TEXTO PROPORCIONADO -
Ana Botín, defensora de los
humildes.
Nada más lejos de
mi intención que practicar la crítica negativa, pero me parece sospechoso que
en la portada de La Vanguardia aparezcan sucesivamente un artículo patrocinado
por Vodafone en alabanza de una colaboración público-privada dedicada a
impulsar “ciudades inteligentes”, y una proclama de la señora Botín reclamando
del gobierno “ayudas para las pymes y los autónomos”.
Ni Vodafone ni el
Banco de Santander son entidades benéficas que actúan sin ánimo de lucro. Son
empresas en el sentido amplio y nebuloso que tiene hoy mismo la palabra
“empresa”. Podríamos especificar un poco señalando que se dedicaban a prestar
un servicio remunerado a una amplia clientela incluida toda ella en el sufrido
concepto de ciudadanía.

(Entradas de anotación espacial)
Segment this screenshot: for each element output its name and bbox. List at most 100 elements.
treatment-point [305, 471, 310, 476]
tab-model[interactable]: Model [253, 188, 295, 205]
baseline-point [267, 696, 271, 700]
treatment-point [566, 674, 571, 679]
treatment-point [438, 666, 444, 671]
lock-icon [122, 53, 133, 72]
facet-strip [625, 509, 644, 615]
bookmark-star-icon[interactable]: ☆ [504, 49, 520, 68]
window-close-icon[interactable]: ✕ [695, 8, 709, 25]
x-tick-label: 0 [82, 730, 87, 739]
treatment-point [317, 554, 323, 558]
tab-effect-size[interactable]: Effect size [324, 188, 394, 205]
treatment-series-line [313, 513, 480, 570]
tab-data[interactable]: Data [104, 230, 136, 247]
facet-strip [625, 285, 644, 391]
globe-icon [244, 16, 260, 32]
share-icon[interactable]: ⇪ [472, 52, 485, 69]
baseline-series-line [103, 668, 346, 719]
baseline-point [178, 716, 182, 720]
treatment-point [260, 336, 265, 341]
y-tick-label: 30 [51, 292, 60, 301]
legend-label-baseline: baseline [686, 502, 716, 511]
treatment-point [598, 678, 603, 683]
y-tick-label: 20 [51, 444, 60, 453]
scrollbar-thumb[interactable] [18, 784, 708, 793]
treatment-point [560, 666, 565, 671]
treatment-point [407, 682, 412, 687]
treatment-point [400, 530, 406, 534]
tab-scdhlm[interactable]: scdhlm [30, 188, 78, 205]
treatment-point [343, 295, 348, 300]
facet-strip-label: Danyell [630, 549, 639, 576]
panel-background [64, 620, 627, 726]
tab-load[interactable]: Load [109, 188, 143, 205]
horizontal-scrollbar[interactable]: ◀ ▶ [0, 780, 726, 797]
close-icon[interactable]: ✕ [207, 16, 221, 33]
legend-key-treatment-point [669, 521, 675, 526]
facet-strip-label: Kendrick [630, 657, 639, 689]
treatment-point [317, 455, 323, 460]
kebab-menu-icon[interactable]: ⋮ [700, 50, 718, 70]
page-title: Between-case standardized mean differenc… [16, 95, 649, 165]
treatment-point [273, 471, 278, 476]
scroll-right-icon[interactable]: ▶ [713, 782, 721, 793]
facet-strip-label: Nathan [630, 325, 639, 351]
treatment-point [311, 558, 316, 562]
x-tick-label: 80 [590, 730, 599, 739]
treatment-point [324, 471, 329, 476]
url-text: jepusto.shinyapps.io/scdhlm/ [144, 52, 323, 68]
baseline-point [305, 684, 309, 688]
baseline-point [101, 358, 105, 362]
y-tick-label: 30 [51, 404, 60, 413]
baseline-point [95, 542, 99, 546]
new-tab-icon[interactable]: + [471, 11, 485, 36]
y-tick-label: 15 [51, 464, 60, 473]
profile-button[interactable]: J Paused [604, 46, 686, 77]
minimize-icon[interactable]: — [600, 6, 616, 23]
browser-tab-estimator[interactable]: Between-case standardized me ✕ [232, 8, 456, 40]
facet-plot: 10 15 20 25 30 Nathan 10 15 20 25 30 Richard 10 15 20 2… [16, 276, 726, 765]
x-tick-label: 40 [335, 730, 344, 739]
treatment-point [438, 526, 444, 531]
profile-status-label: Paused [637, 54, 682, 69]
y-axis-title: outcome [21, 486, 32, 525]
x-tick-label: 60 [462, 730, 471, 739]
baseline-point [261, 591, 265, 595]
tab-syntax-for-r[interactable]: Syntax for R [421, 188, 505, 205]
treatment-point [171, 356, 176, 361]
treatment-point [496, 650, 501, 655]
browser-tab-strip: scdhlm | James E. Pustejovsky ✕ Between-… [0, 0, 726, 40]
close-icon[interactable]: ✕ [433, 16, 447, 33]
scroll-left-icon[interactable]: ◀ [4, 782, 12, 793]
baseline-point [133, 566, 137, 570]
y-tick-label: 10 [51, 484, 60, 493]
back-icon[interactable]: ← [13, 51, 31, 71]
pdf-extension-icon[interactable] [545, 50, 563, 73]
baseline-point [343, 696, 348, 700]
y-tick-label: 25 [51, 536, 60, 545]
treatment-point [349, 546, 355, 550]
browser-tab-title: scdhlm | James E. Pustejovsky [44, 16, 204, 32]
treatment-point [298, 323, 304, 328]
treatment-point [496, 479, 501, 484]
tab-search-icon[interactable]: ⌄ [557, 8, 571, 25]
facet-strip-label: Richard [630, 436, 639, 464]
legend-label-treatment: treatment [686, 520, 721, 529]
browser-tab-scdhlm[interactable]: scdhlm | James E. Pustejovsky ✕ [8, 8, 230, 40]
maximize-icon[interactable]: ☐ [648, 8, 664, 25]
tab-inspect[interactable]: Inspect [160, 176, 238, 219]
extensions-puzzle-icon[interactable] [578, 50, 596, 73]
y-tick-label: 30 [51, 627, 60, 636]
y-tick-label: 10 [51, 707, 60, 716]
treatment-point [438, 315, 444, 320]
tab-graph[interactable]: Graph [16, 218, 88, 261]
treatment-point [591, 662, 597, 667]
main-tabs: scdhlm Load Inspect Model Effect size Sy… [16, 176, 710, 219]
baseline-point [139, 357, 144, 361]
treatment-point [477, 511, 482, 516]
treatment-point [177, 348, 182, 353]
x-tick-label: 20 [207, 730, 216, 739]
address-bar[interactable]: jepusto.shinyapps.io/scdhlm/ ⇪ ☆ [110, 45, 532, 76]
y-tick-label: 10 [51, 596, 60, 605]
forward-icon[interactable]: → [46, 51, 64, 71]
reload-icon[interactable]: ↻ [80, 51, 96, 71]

TAREAS -
- a) Reproduce del texto sobre Ana Botín el fragmento que va de "Nada más lejos" a "concepto de ciudadanía.".
- b) Por favor, resume en una o dos frases el párrafo del texto sobre Ana Botín que empieza con "Ni Vodafone ni el Banco de Santander" y conserva sus datos principales.
Para responder, básate solo en el texto proporcionado.

SOLUCIONES -
- a)
Nada más lejos de
mi intención que practicar la crítica negativa, pero me parece sospechoso que
en la portada de La Vanguardia aparezcan sucesivamente un artículo patrocinado
por Vodafone en alabanza de una colaboración público-privada dedicada a
impulsar “ciudades inteligentes”, y una proclama de la señora Botín reclamando
del gobierno “ayudas para las pymes y los autónomos”.
Ni Vodafone ni el
Banco de Santander son entidades benéficas que actúan sin ánimo de lucro. Son
empresas en el sentido amplio y nebuloso que tiene hoy mismo la palabra
“empresa”. Podríamos especificar un poco señalando que se dedicaban a prestar
un servicio remunerado a una amplia clientela incluida toda ella en el sufrido
concepto de ciudadanía.

- b) Vodafone y el Banco de Santander no son entidades benéficas sin ánimo de lucro. Son empresas, en el sentido amplio y nebuloso que hoy tiene la palabra, dedicadas a prestar un servicio remunerado a una amplia clientela que abarca toda la ciudadanía.